* Start ITEMS *

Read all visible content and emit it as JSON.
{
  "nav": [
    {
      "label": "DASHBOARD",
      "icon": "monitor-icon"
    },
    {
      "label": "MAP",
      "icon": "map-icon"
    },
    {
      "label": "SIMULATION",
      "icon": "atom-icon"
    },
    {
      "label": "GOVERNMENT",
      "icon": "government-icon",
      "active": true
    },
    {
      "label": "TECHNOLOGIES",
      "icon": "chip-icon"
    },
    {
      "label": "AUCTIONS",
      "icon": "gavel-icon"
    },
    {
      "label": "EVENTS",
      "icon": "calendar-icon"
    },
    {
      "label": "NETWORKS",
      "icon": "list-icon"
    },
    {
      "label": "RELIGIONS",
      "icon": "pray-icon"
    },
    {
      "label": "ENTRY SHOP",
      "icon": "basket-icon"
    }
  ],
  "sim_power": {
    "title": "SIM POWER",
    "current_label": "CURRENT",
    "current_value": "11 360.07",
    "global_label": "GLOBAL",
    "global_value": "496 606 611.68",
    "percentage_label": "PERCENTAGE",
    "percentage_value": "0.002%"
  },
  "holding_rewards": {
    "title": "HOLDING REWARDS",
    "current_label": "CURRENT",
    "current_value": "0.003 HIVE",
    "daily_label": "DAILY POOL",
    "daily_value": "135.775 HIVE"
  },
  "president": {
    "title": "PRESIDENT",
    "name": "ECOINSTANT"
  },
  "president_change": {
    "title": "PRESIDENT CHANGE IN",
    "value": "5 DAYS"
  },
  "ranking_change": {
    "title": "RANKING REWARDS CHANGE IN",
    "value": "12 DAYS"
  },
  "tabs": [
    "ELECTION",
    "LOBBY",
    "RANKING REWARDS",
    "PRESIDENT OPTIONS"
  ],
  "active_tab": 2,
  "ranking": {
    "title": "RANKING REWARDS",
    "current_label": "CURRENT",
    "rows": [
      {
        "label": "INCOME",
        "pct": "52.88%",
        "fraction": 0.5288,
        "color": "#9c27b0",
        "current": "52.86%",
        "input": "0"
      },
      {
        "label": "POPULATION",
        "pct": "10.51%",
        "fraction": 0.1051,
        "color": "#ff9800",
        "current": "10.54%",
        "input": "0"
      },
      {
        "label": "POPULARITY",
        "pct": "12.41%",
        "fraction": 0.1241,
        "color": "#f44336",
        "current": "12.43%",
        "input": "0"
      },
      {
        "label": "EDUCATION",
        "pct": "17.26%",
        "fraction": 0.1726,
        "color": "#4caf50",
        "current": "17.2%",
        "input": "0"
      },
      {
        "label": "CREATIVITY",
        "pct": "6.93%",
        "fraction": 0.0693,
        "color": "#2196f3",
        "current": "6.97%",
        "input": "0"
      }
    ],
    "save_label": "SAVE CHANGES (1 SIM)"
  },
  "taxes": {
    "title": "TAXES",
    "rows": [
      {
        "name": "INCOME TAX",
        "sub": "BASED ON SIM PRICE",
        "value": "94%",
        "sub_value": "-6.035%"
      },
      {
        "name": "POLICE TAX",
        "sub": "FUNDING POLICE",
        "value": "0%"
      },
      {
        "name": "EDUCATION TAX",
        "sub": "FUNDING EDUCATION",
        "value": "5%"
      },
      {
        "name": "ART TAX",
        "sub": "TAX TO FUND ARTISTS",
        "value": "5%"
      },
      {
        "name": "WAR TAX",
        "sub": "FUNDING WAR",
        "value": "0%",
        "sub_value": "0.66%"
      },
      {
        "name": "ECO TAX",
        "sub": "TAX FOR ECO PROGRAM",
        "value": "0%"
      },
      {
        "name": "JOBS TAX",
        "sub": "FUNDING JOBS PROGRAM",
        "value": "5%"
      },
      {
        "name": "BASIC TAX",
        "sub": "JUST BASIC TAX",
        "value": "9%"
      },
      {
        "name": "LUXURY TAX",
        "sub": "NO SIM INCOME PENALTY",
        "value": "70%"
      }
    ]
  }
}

* End ITEMS *
* Start ITEMS *

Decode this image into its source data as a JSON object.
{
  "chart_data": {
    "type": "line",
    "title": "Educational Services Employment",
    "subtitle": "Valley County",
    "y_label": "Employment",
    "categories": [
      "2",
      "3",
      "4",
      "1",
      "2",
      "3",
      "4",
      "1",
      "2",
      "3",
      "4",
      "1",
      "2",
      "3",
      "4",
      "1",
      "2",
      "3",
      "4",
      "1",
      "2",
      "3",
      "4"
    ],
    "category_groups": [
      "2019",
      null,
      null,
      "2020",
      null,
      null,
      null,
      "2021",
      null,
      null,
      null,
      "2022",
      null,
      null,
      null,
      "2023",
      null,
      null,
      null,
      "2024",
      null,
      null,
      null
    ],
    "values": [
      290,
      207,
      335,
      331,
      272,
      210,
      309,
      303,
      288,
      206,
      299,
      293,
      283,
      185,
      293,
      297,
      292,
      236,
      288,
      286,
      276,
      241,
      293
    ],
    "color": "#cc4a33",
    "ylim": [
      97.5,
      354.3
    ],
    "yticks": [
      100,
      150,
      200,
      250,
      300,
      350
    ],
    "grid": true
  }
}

* End ITEMS *
* Start ITEMS *

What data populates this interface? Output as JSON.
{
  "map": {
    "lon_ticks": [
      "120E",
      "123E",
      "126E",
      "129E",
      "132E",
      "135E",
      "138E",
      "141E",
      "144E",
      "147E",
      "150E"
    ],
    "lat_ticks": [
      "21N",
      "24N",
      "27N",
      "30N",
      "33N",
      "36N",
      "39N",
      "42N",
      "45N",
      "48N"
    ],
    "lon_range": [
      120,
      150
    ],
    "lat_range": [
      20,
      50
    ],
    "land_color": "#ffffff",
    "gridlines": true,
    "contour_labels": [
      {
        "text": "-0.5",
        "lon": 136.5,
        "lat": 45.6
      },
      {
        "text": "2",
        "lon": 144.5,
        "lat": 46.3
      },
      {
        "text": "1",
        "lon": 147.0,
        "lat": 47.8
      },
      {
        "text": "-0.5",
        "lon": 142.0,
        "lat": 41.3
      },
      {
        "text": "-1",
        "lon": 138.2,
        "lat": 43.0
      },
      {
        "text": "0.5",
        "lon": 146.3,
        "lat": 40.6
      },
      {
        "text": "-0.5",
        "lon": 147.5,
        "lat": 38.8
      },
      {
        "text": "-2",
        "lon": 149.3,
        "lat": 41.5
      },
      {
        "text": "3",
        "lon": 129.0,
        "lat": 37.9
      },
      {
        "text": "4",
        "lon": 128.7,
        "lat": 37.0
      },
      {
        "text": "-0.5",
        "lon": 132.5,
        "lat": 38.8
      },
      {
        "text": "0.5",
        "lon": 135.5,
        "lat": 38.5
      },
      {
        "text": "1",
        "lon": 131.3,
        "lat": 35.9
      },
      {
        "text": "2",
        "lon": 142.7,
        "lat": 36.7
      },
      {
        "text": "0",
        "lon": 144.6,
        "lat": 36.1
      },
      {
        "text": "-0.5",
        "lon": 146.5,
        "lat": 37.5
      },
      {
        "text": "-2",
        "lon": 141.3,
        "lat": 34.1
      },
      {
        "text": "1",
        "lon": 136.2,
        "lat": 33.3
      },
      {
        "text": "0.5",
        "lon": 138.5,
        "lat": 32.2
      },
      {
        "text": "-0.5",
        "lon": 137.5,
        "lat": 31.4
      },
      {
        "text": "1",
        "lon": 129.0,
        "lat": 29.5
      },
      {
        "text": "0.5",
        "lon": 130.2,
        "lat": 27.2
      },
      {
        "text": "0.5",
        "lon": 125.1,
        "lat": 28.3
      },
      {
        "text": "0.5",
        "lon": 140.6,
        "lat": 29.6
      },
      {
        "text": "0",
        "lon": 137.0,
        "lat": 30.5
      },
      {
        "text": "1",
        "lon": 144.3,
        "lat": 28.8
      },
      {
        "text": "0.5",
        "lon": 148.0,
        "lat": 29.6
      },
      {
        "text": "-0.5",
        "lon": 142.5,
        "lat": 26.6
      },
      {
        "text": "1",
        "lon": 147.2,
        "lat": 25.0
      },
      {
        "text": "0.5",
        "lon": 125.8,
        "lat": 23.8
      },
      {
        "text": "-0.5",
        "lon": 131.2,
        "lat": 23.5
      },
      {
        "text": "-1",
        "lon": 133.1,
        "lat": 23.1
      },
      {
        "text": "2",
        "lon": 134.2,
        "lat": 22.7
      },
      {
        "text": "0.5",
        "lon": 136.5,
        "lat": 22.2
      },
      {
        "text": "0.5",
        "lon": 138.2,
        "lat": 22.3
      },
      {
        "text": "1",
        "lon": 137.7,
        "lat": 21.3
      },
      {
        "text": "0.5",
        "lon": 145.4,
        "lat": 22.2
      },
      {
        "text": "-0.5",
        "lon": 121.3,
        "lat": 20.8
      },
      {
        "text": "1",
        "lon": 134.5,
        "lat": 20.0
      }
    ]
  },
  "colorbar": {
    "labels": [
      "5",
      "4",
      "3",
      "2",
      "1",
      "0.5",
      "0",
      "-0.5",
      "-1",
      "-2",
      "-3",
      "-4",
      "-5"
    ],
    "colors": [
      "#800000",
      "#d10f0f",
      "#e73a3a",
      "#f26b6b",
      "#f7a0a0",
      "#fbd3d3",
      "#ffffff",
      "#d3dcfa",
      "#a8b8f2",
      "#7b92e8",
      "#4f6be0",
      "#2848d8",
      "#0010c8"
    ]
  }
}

* End ITEMS *

§ TASK: Where a line in the entries holds the word "JOBS", copy that line.

§ ANSWER TO THIS EXERCISE:
        "name": "JOBS TAX",
        "sub": "FUNDING JOBS PROGRAM",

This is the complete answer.